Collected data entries
○ ○ ○

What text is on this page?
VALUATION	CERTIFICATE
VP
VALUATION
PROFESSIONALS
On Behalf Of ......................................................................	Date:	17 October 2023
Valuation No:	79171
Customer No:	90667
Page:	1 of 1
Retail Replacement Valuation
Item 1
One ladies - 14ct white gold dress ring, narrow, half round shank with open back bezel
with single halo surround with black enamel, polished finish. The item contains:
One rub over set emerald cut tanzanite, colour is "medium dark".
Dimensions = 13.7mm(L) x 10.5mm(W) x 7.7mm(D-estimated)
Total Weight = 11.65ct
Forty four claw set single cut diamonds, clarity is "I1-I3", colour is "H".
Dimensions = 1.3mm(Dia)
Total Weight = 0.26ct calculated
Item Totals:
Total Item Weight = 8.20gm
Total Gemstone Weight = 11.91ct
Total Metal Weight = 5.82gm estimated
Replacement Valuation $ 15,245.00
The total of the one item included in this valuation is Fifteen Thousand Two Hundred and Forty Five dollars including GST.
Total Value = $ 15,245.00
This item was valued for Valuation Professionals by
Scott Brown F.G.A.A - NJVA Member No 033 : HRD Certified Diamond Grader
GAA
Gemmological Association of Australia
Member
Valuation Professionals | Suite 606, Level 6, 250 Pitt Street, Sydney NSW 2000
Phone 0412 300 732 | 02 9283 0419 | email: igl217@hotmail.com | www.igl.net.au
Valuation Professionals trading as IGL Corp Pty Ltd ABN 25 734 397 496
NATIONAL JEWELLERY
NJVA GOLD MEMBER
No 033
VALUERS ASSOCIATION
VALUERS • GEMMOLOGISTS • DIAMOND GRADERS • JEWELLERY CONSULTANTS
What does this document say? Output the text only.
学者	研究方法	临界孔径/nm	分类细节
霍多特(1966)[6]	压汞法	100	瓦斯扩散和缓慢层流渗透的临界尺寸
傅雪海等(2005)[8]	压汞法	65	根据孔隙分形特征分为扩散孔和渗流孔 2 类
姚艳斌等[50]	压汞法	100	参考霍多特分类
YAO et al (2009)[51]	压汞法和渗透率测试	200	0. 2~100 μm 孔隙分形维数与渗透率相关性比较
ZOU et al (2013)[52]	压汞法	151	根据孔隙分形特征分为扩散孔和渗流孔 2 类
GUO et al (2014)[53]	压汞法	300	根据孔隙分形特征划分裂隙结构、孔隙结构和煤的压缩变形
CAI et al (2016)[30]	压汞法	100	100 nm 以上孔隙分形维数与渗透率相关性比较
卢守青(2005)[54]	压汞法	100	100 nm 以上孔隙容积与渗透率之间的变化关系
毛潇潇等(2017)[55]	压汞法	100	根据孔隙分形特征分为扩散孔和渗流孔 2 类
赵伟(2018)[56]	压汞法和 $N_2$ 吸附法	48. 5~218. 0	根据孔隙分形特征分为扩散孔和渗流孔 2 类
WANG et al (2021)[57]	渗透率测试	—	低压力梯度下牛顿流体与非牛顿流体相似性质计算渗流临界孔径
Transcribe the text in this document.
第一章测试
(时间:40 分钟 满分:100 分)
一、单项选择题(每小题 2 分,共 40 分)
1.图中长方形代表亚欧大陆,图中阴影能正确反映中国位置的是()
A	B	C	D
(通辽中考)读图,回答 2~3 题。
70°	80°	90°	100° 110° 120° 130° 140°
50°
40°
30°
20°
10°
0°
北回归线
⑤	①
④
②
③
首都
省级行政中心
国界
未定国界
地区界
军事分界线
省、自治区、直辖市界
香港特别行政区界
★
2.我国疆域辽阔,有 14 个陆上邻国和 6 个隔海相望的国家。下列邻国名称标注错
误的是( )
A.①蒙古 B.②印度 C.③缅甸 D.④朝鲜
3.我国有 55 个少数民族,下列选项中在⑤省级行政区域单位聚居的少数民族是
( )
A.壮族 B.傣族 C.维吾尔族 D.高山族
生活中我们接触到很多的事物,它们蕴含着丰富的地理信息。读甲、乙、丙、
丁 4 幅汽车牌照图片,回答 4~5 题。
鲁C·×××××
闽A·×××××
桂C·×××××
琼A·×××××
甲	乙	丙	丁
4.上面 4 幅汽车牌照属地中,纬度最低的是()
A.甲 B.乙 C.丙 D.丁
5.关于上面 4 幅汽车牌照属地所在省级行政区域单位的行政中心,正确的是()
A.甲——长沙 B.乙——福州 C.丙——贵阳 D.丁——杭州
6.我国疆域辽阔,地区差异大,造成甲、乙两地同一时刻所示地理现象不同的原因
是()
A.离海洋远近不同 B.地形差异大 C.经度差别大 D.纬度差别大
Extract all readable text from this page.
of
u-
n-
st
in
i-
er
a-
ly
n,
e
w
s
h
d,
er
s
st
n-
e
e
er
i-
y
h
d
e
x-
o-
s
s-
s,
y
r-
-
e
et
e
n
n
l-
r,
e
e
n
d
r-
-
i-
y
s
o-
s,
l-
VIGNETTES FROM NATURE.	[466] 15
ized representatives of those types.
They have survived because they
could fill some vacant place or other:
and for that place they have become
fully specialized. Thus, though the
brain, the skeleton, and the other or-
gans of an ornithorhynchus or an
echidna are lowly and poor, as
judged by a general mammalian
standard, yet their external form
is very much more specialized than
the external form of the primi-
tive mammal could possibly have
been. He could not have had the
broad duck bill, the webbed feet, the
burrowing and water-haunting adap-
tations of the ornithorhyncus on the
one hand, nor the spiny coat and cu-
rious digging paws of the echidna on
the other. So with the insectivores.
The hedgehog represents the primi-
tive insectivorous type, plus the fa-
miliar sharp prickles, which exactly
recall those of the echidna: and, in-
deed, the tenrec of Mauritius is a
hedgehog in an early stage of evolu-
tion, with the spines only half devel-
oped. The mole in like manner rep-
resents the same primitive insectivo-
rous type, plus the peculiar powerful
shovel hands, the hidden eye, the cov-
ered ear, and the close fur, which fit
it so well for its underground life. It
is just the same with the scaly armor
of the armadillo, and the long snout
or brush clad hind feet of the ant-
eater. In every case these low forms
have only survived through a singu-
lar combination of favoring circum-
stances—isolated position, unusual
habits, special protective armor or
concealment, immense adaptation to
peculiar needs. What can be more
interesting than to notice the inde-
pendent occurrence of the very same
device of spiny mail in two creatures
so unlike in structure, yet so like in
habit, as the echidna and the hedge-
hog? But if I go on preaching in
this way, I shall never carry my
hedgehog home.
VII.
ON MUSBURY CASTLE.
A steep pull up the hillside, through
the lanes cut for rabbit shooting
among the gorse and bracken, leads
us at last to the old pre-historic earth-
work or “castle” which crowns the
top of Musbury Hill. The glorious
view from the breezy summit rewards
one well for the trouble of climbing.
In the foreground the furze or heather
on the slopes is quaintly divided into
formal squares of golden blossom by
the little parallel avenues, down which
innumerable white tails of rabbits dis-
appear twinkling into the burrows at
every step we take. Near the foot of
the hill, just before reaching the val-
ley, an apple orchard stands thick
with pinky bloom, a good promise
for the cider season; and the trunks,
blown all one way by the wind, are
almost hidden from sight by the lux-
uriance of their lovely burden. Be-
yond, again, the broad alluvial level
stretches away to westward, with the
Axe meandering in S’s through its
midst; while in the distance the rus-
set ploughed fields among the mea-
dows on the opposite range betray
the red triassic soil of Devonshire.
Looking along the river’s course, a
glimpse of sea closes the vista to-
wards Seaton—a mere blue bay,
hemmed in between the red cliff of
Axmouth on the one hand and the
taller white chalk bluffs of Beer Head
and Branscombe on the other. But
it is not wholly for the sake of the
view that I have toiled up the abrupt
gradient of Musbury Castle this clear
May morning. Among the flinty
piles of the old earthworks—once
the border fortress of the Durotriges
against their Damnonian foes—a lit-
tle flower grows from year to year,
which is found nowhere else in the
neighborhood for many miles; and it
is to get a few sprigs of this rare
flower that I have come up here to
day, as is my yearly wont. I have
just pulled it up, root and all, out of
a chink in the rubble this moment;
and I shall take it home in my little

○ ○ ○

Wherever a line in the data above holds "single", copy that line.

with single halo surround with black enamel, polished finish. The item contains:
Forty four claw set single cut diamonds, clarity is "I1-I3", colour is "H".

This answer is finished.